AIM OF THE EXERCISE: Write out the records from the start through the line that contains "percent-label: 57%: [461, 676, 495, 695]", including both ends.

^^^^

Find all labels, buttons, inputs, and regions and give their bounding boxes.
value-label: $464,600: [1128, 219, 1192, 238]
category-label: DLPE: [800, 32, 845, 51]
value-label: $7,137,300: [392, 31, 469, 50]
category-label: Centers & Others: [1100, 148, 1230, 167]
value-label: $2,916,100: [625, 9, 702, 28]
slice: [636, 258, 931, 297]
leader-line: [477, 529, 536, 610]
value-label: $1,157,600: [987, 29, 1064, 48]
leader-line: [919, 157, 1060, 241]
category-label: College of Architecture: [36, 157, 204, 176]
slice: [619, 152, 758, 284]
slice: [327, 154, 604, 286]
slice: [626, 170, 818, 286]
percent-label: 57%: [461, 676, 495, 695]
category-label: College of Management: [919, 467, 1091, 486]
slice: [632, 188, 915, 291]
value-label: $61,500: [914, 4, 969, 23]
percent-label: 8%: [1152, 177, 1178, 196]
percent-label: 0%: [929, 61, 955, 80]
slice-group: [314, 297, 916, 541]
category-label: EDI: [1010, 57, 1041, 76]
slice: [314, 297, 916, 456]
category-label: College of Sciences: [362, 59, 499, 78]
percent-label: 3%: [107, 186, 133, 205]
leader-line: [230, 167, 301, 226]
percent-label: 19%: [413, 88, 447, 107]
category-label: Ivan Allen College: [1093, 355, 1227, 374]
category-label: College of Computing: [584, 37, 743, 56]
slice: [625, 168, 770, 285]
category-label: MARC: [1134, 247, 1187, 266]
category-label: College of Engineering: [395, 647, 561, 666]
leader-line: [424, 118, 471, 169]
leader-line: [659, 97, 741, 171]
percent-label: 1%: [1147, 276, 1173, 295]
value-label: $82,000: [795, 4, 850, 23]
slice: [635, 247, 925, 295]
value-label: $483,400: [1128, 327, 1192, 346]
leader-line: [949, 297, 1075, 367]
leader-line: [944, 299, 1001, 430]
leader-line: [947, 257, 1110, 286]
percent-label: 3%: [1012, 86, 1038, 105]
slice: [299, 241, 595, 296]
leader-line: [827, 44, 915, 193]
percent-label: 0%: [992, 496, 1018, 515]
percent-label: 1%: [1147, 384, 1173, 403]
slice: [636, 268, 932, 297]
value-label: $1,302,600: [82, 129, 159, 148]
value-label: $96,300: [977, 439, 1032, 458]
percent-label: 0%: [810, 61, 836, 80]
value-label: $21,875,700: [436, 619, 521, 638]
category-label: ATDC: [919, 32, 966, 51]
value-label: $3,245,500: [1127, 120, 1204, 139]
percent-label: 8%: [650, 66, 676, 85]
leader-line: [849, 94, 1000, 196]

^^^^

THE SOLUTION:
Find all labels, buttons, inputs, and regions and give their bounding boxes.
value-label: $464,600: [1128, 219, 1192, 238]
category-label: DLPE: [800, 32, 845, 51]
value-label: $7,137,300: [392, 31, 469, 50]
category-label: Centers & Others: [1100, 148, 1230, 167]
value-label: $2,916,100: [625, 9, 702, 28]
slice: [636, 258, 931, 297]
leader-line: [477, 529, 536, 610]
value-label: $1,157,600: [987, 29, 1064, 48]
leader-line: [919, 157, 1060, 241]
category-label: College of Architecture: [36, 157, 204, 176]
slice: [619, 152, 758, 284]
slice: [327, 154, 604, 286]
slice: [626, 170, 818, 286]
percent-label: 57%: [461, 676, 495, 695]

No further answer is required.